Stored data entries:
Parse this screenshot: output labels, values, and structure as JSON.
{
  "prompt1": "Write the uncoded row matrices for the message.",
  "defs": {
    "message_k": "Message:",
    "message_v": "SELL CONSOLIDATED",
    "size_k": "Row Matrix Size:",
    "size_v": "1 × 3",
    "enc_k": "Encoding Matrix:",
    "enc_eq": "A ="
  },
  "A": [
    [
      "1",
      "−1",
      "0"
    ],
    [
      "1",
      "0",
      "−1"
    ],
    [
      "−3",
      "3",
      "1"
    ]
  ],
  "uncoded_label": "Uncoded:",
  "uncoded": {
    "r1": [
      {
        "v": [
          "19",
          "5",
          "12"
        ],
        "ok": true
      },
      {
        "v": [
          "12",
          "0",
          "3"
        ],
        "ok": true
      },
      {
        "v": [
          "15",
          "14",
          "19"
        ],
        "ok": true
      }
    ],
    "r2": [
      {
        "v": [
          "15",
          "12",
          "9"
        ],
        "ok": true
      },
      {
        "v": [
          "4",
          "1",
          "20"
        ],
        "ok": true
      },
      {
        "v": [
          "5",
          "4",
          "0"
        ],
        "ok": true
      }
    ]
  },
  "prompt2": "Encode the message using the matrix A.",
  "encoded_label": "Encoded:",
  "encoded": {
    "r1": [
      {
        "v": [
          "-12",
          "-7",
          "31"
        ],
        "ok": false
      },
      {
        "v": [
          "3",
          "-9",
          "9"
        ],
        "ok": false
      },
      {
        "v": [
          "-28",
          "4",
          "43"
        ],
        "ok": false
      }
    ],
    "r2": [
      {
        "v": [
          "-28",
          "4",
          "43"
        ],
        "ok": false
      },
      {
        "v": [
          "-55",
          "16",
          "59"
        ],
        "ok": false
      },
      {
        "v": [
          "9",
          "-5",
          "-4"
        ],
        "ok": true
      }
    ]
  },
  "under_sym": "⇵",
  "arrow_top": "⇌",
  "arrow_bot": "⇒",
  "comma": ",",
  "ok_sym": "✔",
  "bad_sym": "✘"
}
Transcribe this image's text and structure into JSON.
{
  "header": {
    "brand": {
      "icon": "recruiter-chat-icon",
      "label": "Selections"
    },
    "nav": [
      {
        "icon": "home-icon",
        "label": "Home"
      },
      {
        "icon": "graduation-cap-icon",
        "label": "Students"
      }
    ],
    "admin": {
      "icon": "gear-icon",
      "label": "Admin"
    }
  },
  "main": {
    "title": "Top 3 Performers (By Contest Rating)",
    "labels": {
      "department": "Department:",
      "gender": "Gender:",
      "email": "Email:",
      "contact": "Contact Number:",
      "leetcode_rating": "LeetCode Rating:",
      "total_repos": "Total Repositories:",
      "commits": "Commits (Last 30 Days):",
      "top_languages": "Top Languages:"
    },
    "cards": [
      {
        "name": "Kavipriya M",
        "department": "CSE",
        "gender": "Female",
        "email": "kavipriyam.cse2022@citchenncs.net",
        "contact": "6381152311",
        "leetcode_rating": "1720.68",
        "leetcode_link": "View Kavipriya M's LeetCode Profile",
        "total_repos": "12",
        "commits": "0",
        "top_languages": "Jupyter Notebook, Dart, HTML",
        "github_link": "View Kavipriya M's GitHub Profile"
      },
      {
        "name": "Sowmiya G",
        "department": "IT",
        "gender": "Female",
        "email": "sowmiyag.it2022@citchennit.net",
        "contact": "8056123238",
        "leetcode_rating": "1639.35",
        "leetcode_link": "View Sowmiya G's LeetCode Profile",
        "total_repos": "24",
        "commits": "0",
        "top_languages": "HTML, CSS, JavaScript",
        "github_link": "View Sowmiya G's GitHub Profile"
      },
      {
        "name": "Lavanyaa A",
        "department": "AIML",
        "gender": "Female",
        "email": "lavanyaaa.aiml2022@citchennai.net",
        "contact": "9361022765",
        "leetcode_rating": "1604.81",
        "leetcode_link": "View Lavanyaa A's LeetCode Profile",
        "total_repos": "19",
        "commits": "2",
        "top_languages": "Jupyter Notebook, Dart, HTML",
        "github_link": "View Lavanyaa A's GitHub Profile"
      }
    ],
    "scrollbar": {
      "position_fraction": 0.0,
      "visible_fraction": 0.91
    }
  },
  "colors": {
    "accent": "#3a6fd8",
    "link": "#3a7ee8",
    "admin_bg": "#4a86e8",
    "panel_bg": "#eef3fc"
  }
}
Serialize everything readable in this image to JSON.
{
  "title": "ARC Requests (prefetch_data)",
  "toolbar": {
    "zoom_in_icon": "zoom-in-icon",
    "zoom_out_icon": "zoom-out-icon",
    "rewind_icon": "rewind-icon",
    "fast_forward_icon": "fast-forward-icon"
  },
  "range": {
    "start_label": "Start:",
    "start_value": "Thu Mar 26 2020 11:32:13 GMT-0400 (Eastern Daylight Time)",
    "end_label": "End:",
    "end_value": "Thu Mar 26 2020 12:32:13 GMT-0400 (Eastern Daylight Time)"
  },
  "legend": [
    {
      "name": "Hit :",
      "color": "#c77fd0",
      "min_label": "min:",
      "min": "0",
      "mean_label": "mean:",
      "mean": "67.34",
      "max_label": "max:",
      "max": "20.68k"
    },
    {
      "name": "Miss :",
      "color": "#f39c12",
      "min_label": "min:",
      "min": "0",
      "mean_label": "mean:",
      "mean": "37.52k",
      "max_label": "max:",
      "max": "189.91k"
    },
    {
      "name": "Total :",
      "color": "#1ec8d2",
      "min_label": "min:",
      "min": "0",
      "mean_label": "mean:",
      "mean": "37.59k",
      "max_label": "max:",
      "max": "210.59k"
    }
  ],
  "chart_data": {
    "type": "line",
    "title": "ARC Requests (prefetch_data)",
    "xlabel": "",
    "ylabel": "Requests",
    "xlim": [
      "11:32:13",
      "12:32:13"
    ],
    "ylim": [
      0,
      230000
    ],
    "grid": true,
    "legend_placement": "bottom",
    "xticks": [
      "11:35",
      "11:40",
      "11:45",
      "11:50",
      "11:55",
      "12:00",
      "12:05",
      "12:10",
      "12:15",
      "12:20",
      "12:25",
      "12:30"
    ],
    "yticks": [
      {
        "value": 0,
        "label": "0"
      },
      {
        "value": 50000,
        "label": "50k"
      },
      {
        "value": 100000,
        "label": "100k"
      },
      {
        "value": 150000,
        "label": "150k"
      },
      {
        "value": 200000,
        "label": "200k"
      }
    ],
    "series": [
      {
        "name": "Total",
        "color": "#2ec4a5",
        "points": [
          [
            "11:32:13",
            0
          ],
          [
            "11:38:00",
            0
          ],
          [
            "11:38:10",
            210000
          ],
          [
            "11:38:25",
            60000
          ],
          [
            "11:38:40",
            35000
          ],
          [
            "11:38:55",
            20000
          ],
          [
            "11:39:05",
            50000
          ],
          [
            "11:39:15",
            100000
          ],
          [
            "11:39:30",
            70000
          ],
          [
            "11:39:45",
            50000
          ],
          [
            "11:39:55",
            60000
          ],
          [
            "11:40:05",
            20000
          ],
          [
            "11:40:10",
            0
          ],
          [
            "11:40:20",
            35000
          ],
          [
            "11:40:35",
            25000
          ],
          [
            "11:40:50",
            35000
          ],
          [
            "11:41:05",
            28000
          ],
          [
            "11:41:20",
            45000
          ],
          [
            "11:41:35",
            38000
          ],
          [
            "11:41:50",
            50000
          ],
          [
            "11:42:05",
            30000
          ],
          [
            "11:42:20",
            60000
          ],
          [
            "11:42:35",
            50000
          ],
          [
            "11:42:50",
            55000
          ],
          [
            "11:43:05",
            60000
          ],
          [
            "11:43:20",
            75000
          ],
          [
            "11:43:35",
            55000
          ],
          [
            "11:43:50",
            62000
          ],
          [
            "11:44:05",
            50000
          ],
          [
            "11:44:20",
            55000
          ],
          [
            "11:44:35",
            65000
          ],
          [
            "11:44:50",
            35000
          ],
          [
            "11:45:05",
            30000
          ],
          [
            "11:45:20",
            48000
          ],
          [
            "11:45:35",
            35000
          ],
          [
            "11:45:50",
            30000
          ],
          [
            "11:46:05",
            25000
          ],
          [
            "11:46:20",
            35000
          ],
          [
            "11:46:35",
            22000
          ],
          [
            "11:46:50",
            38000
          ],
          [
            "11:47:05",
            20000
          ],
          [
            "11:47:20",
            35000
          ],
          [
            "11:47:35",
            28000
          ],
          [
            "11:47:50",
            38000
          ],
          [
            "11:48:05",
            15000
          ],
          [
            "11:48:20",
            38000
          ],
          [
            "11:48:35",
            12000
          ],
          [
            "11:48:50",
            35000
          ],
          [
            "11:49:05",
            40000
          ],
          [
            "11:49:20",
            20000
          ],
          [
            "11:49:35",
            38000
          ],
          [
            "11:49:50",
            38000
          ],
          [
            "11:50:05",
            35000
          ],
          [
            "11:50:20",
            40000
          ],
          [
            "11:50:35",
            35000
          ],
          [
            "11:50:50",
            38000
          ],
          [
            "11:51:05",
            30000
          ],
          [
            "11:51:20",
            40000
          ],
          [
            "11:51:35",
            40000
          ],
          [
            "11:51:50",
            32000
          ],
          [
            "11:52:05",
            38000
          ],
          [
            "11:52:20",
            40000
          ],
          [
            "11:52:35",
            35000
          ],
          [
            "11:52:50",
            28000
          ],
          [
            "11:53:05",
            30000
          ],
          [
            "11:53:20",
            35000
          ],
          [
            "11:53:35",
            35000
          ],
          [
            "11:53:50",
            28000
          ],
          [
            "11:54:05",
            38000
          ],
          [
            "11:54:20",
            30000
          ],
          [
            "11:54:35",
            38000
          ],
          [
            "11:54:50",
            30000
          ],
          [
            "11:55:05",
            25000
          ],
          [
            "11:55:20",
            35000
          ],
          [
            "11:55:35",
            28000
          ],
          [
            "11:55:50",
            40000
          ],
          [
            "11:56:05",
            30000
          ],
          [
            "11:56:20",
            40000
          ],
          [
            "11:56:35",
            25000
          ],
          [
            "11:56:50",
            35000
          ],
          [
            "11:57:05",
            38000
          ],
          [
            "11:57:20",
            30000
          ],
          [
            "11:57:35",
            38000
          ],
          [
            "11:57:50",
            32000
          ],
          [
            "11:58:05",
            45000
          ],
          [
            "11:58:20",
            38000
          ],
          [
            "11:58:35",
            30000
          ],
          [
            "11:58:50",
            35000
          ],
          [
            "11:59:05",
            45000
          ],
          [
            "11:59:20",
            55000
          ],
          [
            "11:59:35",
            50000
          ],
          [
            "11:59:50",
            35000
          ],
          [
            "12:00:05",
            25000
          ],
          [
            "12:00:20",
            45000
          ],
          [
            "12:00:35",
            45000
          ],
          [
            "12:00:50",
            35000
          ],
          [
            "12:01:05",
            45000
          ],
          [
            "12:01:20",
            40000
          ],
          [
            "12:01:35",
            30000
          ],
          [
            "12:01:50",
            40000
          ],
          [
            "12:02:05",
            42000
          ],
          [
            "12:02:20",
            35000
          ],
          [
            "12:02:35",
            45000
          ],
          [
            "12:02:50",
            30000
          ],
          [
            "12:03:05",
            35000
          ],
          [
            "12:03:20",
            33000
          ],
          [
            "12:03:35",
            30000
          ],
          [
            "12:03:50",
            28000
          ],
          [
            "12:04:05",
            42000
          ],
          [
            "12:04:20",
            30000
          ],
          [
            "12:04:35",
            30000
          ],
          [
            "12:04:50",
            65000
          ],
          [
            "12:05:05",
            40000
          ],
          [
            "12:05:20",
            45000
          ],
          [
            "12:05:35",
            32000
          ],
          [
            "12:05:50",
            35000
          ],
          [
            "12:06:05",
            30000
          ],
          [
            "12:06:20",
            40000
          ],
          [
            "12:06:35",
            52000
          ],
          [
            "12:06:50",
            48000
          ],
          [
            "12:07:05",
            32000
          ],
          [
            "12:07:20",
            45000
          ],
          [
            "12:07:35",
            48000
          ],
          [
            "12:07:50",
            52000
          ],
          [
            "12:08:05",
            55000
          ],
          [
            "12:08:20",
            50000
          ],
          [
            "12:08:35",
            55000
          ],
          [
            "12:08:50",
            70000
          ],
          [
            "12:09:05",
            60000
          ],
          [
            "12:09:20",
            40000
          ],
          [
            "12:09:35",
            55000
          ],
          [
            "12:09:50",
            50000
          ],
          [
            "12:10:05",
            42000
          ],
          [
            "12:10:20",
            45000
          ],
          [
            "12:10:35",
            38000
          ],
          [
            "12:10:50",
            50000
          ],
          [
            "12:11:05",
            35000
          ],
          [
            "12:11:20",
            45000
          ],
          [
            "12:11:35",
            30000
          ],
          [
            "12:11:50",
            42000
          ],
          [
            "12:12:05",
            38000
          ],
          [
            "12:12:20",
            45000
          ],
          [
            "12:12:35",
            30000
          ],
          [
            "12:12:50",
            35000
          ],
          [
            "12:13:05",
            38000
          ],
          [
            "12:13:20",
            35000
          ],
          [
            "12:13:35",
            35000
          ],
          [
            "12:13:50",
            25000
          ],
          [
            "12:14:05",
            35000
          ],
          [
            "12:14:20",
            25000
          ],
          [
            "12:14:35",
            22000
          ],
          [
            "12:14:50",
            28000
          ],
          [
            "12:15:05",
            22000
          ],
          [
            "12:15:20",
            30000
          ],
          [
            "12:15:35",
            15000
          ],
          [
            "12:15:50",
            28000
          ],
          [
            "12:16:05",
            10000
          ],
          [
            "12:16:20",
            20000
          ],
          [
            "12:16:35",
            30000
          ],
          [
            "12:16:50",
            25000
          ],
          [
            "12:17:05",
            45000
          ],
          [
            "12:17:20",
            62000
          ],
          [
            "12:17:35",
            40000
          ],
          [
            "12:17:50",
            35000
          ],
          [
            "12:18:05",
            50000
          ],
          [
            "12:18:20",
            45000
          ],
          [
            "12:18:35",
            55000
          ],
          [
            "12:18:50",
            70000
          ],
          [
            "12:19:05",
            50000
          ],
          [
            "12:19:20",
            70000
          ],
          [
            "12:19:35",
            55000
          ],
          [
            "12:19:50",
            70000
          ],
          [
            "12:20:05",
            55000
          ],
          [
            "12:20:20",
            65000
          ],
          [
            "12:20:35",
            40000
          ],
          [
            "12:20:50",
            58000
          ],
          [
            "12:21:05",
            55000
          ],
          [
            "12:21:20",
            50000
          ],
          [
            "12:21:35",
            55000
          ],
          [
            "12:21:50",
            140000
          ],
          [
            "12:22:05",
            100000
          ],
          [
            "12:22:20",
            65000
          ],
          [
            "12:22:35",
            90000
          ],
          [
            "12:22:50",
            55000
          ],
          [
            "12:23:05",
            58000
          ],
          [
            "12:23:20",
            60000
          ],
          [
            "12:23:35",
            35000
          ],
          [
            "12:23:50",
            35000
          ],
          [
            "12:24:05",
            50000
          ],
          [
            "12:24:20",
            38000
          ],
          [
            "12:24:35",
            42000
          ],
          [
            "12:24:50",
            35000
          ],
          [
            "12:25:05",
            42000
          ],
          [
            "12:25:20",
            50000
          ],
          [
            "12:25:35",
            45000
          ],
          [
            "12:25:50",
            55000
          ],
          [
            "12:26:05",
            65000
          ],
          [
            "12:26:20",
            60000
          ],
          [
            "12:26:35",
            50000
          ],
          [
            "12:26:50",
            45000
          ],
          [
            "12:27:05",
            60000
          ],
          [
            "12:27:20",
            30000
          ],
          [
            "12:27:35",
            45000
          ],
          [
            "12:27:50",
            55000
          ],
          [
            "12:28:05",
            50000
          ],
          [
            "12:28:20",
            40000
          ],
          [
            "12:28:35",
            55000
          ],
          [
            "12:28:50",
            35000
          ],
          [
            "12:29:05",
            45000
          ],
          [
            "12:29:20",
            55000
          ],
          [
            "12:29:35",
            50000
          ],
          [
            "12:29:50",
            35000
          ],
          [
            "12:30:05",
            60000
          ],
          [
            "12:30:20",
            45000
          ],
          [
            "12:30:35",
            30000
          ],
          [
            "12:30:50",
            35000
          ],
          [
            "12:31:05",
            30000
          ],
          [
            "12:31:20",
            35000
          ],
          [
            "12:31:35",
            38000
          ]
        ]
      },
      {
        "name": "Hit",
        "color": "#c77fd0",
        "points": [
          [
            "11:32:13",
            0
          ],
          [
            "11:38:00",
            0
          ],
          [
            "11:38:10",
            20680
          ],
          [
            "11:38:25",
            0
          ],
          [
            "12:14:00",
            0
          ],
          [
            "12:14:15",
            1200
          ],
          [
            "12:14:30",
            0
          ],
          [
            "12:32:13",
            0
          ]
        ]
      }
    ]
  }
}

Required task:
Extract every line above that contains the word "Daylight".

Task solution:
    "start_value": "Thu Mar 26 2020 11:32:13 GMT-0400 (Eastern Daylight Time)",
    "end_value": "Thu Mar 26 2020 12:32:13 GMT-0400 (Eastern Daylight Time)"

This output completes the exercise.